LISTED RECORDS:
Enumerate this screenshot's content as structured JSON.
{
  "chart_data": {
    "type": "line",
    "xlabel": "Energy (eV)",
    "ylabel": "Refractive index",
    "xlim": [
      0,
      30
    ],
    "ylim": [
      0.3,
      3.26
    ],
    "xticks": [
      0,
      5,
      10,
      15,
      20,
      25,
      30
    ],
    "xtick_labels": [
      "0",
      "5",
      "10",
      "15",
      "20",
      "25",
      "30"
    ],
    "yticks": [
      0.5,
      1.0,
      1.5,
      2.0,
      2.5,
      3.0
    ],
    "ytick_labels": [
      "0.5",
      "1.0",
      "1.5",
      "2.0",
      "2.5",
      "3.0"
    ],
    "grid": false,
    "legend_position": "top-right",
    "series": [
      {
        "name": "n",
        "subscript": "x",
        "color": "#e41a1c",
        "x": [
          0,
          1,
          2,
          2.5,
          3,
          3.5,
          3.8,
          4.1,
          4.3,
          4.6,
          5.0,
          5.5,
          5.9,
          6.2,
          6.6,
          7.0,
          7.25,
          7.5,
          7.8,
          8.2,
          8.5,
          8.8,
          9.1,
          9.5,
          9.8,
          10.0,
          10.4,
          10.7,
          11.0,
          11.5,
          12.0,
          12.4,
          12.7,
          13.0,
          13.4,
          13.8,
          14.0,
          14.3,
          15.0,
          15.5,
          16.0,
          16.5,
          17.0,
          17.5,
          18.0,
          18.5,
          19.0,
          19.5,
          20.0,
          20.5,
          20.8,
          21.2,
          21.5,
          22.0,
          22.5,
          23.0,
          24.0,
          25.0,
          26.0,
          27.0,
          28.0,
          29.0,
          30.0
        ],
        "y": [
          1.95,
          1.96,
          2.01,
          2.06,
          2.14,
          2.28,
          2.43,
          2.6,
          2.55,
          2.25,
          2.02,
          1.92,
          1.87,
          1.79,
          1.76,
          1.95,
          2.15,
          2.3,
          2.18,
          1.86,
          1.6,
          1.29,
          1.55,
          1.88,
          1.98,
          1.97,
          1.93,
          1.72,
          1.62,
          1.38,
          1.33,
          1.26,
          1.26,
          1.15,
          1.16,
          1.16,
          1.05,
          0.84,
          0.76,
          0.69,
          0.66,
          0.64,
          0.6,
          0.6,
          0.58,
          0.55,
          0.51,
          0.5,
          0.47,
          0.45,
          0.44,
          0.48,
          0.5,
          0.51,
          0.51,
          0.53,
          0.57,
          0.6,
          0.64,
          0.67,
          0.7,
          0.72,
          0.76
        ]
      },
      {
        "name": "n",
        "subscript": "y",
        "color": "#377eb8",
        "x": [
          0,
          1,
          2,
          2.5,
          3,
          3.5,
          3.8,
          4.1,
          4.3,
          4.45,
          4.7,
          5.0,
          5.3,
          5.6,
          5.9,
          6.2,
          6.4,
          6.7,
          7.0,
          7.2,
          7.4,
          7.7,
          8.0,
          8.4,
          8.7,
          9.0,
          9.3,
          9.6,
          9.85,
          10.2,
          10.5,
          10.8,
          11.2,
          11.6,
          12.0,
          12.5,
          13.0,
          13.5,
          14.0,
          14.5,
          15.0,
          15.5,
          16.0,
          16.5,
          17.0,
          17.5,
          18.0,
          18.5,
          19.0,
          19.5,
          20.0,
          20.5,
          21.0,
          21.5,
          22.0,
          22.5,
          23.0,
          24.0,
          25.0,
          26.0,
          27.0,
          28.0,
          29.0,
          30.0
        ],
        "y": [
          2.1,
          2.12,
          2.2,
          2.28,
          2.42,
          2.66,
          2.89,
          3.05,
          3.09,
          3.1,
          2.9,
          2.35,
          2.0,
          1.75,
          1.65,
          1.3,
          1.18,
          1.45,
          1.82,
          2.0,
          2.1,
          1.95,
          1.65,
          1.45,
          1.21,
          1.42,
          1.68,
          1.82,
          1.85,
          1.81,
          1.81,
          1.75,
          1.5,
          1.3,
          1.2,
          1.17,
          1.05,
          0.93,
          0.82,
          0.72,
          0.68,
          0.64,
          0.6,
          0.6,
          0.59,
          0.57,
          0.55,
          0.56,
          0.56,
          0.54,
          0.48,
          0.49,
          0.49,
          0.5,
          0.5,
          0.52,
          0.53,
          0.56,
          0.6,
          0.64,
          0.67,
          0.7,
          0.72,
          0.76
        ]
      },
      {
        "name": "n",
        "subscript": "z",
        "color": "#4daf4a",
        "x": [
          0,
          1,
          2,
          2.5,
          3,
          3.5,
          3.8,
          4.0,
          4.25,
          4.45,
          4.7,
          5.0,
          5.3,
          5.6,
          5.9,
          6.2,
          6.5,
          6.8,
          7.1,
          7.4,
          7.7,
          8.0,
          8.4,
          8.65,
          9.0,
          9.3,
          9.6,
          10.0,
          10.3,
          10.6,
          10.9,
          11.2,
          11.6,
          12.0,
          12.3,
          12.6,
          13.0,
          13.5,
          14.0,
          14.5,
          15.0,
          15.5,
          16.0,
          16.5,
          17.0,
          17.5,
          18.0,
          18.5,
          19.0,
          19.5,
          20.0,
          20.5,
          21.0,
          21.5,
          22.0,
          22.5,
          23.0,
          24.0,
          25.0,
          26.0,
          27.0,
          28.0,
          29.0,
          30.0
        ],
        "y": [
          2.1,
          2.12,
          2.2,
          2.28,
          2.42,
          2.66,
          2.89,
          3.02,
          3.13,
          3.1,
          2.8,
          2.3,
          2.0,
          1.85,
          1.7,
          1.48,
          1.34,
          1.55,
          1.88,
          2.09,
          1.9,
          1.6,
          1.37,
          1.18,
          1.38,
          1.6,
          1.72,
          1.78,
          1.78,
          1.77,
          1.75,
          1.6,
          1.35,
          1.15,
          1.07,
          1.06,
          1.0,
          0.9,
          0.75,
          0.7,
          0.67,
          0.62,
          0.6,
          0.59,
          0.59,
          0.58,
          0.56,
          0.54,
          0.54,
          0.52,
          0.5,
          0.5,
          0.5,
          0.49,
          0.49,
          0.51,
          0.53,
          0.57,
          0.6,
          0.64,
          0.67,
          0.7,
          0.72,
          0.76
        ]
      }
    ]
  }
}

CHALLENGE: Give the count of lines holding the word "color", with no other words.

EXPECTED ANSWER: 3